Records from a collection of figures:
━━━━━━━━
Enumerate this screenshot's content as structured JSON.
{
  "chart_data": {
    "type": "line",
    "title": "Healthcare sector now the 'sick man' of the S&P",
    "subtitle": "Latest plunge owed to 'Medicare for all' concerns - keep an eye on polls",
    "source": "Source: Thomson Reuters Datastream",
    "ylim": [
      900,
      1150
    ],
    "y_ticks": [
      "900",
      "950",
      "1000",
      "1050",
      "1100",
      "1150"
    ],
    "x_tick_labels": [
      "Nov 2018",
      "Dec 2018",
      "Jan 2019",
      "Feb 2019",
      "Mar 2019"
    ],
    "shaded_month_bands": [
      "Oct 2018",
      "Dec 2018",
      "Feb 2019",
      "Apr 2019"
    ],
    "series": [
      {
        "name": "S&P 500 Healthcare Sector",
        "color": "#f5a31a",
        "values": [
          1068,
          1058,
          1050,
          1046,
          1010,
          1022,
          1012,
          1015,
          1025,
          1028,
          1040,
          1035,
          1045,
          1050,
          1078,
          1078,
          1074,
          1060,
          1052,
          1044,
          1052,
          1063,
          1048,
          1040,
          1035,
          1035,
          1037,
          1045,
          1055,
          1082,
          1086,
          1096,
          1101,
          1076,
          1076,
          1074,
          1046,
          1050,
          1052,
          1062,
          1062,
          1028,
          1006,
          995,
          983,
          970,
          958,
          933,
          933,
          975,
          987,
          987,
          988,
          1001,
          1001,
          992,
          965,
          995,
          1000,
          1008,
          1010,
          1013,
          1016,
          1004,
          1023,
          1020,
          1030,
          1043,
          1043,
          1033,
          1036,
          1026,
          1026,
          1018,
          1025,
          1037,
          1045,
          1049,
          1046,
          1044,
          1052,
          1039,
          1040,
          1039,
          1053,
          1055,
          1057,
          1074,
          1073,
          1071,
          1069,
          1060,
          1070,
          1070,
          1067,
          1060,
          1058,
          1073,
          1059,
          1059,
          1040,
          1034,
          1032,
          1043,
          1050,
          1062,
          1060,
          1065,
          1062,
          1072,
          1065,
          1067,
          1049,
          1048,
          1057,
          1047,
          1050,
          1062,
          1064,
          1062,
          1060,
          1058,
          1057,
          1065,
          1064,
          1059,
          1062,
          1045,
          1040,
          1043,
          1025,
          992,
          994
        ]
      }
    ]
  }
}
━━━━━━━━
* [What needs to be done] Exactly reproduce every line of the data above.

* [Response]
Enumerate this screenshot's content as structured JSON.
{
  "chart_data": {
    "type": "line",
    "title": "Healthcare sector now the 'sick man' of the S&P",
    "subtitle": "Latest plunge owed to 'Medicare for all' concerns - keep an eye on polls",
    "source": "Source: Thomson Reuters Datastream",
    "ylim": [
      900,
      1150
    ],
    "y_ticks": [
      "900",
      "950",
      "1000",
      "1050",
      "1100",
      "1150"
    ],
    "x_tick_labels": [
      "Nov 2018",
      "Dec 2018",
      "Jan 2019",
      "Feb 2019",
      "Mar 2019"
    ],
    "shaded_month_bands": [
      "Oct 2018",
      "Dec 2018",
      "Feb 2019",
      "Apr 2019"
    ],
    "series": [
      {
        "name": "S&P 500 Healthcare Sector",
        "color": "#f5a31a",
        "values": [
          1068,
          1058,
          1050,
          1046,
          1010,
          1022,
          1012,
          1015,
          1025,
          1028,
          1040,
          1035,
          1045,
          1050,
          1078,
          1078,
          1074,
          1060,
          1052,
          1044,
          1052,
          1063,
          1048,
          1040,
          1035,
          1035,
          1037,
          1045,
          1055,
          1082,
          1086,
          1096,
          1101,
          1076,
          1076,
          1074,
          1046,
          1050,
          1052,
          1062,
          1062,
          1028,
          1006,
          995,
          983,
          970,
          958,
          933,
          933,
          975,
          987,
          987,
          988,
          1001,
          1001,
          992,
          965,
          995,
          1000,
          1008,
          1010,
          1013,
          1016,
          1004,
          1023,
          1020,
          1030,
          1043,
          1043,
          1033,
          1036,
          1026,
          1026,
          1018,
          1025,
          1037,
          1045,
          1049,
          1046,
          1044,
          1052,
          1039,
          1040,
          1039,
          1053,
          1055,
          1057,
          1074,
          1073,
          1071,
          1069,
          1060,
          1070,
          1070,
          1067,
          1060,
          1058,
          1073,
          1059,
          1059,
          1040,
          1034,
          1032,
          1043,
          1050,
          1062,
          1060,
          1065,
          1062,
          1072,
          1065,
          1067,
          1049,
          1048,
          1057,
          1047,
          1050,
          1062,
          1064,
          1062,
          1060,
          1058,
          1057,
          1065,
          1064,
          1059,
          1062,
          1045,
          1040,
          1043,
          1025,
          992,
          994
        ]
      }
    ]
  }
}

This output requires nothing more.